# Aim
Copy each line below that contains "JSON".

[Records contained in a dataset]
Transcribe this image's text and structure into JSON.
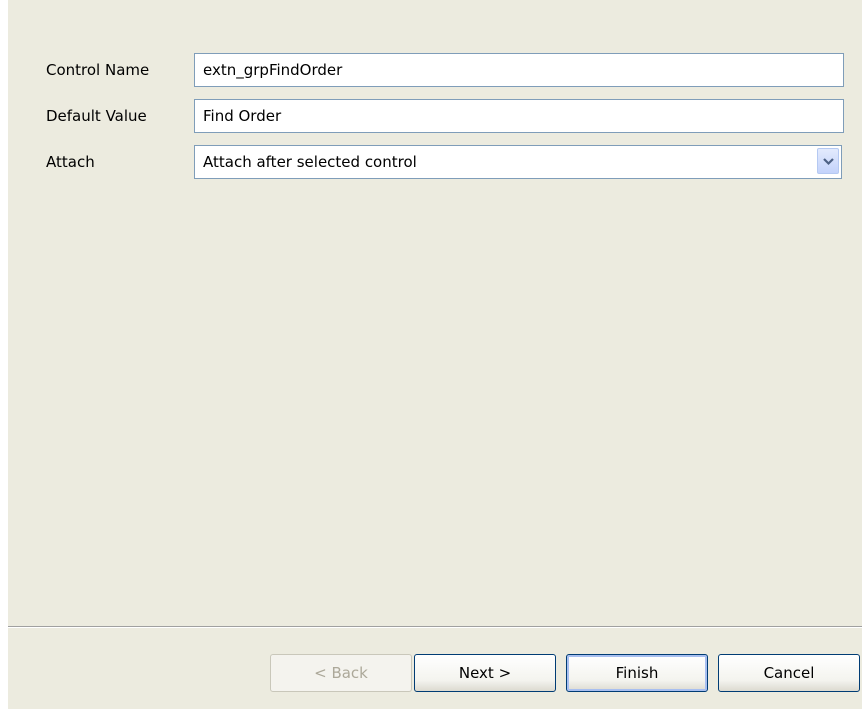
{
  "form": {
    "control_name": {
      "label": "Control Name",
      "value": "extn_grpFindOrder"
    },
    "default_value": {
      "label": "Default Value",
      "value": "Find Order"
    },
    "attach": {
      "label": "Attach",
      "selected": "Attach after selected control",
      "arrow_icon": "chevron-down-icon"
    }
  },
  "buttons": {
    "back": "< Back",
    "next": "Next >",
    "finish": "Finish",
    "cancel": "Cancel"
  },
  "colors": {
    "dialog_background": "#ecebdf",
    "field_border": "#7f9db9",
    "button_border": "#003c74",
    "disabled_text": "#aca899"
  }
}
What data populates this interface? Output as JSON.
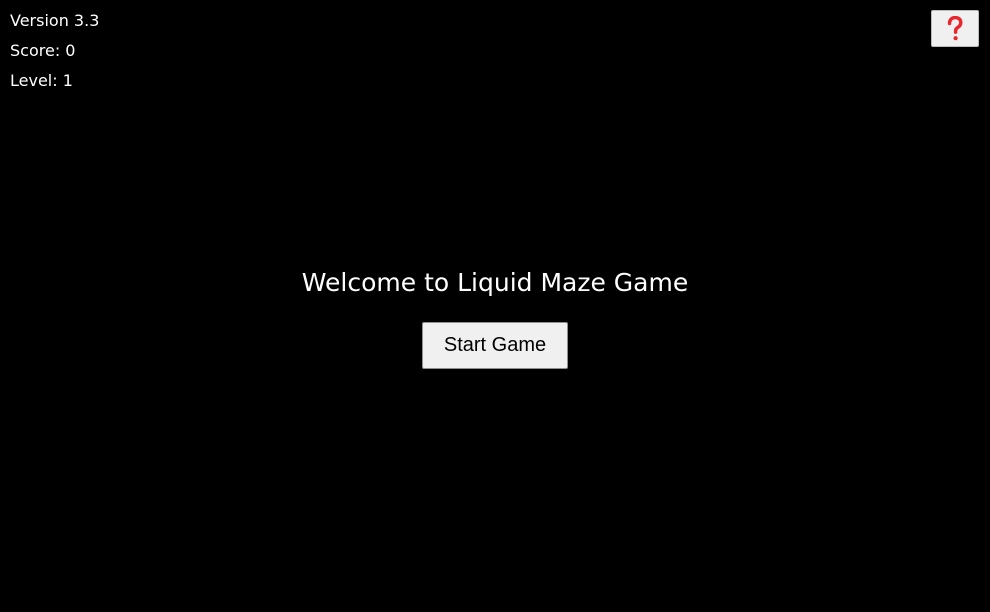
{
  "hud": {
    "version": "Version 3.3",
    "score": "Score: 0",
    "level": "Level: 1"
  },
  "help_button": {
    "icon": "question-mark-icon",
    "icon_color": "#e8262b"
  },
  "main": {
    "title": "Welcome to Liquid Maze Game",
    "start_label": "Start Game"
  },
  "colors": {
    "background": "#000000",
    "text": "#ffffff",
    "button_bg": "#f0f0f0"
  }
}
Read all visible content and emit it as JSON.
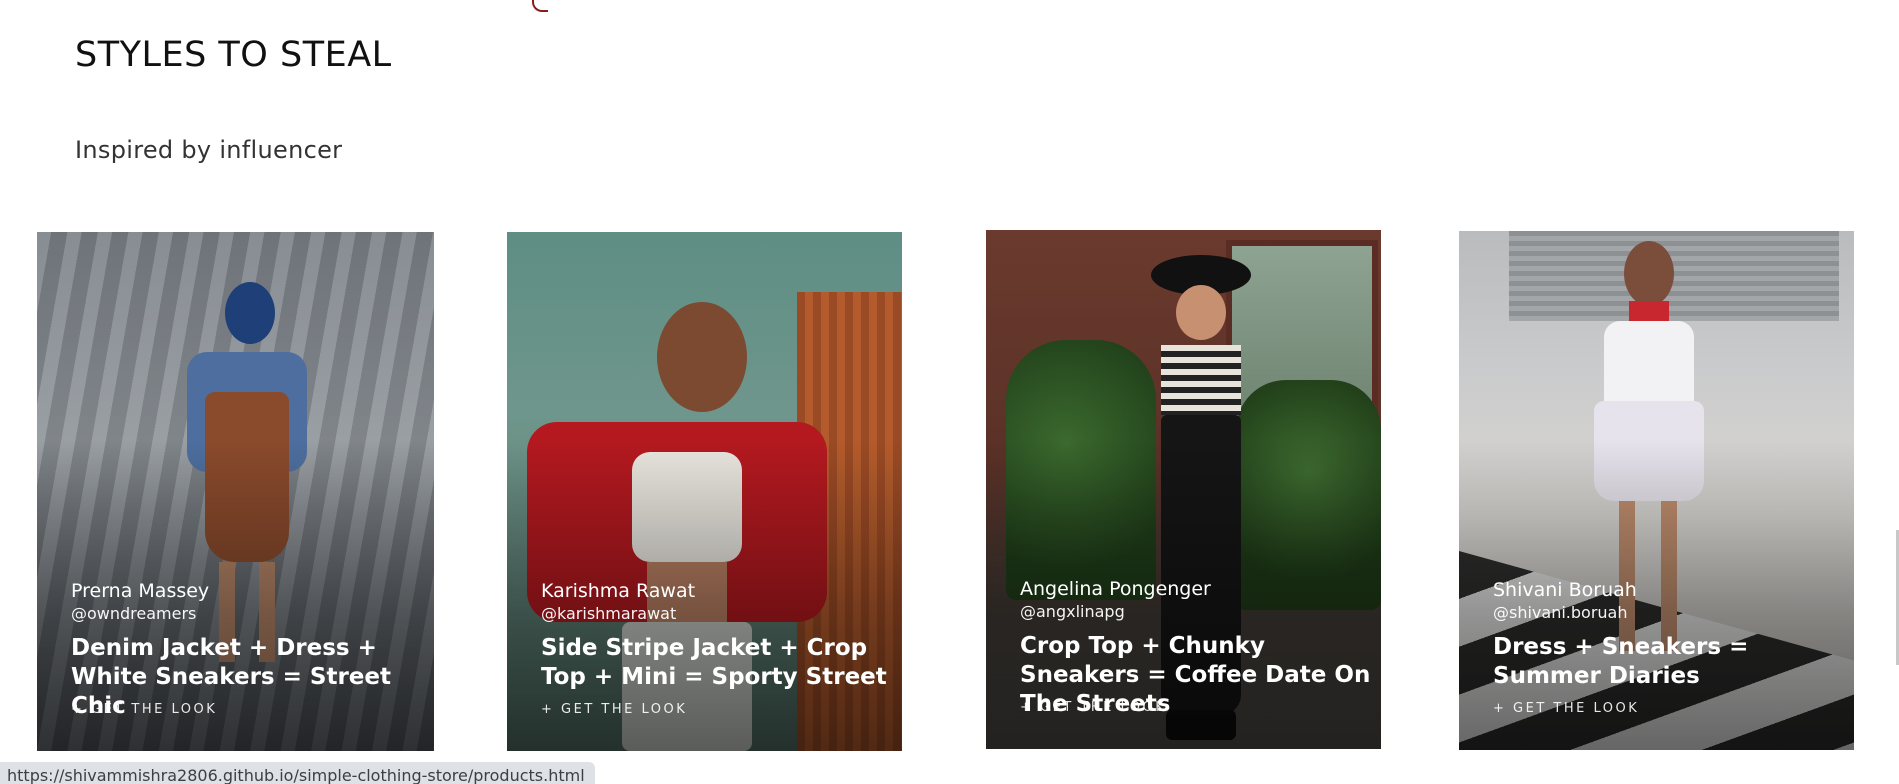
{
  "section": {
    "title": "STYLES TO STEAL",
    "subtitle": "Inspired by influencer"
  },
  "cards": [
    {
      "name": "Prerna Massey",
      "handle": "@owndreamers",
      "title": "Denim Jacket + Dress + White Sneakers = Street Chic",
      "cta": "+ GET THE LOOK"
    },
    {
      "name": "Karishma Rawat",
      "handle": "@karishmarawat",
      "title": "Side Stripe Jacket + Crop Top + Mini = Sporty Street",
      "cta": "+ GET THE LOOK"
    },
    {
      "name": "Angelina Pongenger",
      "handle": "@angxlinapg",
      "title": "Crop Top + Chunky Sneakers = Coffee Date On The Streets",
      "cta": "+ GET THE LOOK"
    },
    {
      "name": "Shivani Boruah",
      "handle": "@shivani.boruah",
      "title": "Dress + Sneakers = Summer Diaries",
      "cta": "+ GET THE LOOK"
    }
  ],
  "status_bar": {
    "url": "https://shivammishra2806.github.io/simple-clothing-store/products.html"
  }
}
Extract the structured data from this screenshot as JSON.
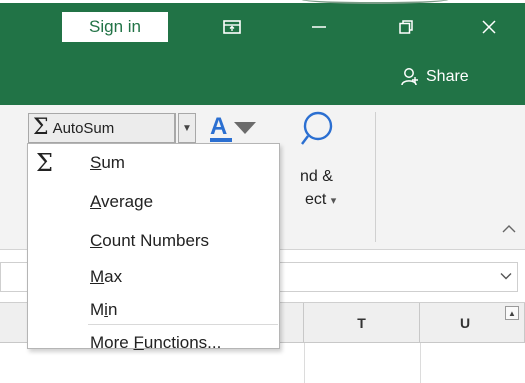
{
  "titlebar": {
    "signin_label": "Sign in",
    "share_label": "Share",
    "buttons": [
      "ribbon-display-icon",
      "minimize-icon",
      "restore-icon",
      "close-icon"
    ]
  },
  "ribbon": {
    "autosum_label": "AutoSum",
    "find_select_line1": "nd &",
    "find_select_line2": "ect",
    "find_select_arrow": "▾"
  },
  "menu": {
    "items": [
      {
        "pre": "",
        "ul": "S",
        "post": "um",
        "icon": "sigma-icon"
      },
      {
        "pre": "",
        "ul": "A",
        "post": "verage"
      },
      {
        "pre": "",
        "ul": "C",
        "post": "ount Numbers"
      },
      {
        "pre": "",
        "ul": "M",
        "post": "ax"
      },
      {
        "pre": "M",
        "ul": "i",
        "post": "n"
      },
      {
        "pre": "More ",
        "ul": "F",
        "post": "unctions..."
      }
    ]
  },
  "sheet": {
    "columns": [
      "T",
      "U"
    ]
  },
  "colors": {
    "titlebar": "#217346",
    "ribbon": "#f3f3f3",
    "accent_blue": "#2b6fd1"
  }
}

# The response
Transcribe this image's text and structure into JSON.
What data populates this interface? Output as JSON.
Read all visible content and emit it as JSON.
Extract the structured data from this screenshot as JSON.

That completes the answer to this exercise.